--- start Provided records ---

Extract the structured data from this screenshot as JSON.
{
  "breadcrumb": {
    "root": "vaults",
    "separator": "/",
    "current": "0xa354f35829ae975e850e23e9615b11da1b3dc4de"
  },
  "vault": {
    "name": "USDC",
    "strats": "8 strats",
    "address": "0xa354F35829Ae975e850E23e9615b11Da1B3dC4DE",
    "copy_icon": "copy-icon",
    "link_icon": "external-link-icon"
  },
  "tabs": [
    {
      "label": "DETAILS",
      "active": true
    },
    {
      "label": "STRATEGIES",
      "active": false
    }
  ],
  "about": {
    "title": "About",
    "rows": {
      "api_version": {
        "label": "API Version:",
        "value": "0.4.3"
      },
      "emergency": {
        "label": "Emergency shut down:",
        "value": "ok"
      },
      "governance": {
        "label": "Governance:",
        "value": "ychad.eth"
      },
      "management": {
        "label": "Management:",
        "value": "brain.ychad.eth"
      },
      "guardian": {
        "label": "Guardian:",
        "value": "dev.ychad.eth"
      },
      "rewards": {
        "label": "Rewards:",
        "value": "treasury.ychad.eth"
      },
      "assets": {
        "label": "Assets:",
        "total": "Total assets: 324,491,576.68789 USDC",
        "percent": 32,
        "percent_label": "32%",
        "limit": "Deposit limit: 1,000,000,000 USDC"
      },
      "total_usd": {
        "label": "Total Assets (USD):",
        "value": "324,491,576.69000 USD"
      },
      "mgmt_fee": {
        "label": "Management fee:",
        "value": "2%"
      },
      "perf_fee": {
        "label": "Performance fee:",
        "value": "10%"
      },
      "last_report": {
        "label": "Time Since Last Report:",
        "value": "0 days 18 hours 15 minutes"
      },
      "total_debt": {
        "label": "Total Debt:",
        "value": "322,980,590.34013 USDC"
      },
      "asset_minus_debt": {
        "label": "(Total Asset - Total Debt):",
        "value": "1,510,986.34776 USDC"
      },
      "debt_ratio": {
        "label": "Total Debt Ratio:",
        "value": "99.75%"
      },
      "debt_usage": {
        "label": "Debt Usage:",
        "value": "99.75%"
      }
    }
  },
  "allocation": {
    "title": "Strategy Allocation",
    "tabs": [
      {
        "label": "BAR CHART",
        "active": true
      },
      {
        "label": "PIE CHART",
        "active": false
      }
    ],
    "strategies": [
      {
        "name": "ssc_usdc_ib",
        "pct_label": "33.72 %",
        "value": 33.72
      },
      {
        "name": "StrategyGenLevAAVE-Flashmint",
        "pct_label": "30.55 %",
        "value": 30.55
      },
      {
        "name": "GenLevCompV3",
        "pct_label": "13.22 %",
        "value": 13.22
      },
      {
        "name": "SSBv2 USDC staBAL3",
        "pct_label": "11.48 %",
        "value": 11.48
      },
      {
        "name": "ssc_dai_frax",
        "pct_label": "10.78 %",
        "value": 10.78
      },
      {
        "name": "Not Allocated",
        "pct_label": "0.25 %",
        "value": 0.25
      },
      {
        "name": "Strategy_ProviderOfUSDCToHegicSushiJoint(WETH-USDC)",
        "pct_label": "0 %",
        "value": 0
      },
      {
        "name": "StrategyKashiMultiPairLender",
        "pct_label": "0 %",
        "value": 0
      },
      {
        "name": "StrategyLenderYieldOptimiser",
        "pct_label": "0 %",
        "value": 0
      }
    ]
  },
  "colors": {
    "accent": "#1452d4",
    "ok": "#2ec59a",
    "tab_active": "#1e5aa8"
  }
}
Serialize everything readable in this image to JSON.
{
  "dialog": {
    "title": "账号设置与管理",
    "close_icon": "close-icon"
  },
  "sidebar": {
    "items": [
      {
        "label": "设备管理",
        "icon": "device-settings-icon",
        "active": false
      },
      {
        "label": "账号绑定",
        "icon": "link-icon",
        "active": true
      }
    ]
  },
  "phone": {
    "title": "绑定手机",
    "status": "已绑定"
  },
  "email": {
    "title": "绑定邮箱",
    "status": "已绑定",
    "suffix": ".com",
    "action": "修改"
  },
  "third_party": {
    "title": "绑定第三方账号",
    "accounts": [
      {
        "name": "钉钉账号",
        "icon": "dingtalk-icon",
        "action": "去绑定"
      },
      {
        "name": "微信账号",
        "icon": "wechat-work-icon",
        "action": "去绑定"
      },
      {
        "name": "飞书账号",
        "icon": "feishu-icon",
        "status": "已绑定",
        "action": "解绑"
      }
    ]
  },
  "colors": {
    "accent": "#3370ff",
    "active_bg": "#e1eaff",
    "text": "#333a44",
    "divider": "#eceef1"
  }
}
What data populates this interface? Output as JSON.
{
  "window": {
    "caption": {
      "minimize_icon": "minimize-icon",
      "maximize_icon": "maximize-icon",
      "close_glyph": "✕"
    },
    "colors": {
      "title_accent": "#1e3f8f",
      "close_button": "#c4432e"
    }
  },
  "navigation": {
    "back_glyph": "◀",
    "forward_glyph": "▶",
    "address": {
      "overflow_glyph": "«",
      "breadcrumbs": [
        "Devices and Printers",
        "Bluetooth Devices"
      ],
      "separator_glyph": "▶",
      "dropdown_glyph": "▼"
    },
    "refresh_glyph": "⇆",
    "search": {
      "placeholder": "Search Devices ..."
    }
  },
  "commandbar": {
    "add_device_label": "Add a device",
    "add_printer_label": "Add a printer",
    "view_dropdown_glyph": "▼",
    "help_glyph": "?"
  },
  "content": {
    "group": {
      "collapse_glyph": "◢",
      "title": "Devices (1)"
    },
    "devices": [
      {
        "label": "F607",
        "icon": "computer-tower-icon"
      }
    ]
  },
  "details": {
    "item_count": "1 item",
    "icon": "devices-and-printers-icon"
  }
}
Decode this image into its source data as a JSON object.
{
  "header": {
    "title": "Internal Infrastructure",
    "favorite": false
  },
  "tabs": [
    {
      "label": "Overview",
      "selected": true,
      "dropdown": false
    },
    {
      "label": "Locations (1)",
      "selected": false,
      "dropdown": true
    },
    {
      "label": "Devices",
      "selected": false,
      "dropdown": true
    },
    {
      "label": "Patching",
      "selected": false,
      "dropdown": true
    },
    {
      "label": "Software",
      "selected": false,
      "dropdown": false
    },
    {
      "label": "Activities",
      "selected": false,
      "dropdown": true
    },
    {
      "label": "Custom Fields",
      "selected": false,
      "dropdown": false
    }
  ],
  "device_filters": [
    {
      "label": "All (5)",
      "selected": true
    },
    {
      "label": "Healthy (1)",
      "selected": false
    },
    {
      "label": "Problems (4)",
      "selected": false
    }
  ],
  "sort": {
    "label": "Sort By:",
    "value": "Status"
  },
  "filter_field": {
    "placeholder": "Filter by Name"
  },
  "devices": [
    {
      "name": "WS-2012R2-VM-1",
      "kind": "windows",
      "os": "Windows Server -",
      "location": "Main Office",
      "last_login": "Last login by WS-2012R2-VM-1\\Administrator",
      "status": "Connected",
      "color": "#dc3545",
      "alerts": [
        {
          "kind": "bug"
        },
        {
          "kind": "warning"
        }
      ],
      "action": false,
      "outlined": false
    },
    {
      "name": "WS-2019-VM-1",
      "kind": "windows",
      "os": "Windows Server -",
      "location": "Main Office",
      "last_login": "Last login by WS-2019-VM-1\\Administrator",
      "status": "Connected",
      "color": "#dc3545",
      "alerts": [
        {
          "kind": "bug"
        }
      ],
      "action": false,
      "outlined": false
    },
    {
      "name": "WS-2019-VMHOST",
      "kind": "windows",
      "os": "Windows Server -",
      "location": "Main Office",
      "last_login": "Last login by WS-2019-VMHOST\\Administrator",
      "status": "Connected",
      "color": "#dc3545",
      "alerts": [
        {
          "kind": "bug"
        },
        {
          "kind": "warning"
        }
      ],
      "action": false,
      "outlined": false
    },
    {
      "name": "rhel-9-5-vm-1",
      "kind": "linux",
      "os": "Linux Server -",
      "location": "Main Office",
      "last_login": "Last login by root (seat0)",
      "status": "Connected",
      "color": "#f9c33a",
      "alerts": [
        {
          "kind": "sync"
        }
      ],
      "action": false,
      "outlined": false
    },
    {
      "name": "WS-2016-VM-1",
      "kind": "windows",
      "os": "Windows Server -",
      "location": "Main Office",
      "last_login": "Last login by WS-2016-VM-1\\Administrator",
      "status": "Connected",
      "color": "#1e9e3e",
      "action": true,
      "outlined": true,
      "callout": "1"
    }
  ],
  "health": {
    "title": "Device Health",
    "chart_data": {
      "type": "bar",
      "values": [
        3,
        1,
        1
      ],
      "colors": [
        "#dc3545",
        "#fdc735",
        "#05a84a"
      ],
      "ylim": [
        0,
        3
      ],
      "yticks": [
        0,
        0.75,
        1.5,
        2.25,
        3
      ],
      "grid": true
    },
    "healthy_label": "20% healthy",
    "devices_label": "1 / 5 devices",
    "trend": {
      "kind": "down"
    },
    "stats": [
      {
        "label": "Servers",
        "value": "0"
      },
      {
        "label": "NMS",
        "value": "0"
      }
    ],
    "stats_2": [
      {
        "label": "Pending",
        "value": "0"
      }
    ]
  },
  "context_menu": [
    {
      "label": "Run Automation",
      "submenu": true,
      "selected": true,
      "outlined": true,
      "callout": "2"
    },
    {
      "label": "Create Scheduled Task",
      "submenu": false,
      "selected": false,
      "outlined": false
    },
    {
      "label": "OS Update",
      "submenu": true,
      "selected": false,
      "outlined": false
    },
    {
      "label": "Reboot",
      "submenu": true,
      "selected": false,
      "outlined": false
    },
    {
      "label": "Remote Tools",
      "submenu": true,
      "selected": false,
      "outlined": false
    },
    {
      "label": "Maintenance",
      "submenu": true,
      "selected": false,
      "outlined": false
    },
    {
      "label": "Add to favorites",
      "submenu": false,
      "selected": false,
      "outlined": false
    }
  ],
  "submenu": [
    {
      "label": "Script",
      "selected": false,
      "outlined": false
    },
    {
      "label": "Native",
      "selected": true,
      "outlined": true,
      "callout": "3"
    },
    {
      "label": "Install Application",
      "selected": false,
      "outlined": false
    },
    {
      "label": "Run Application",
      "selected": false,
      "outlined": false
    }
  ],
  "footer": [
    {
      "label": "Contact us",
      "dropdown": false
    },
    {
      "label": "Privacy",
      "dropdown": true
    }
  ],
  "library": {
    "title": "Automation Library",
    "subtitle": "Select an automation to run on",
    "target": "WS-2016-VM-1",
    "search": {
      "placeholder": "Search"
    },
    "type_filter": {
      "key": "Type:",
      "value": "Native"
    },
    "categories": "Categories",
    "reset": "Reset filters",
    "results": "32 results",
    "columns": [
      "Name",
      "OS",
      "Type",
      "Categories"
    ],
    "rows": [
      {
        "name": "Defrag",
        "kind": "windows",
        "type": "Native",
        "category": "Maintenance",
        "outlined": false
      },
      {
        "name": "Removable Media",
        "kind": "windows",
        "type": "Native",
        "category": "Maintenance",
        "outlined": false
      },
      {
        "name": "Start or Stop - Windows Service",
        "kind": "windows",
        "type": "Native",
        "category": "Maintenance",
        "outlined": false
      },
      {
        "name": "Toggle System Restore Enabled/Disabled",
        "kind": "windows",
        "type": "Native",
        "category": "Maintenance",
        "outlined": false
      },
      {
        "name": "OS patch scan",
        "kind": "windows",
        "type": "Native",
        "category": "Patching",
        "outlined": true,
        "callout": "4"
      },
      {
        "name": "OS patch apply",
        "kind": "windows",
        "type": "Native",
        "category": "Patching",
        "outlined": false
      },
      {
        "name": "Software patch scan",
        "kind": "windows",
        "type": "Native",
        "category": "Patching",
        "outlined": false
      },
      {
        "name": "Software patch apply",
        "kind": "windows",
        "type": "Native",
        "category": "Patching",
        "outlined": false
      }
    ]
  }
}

--- end Provided records ---

Problem details: Gather every line from the listing above in which the word "root" appears.

Exercise answer:
    "root": "vaults",
      "last_login": "Last login by root (seat0)",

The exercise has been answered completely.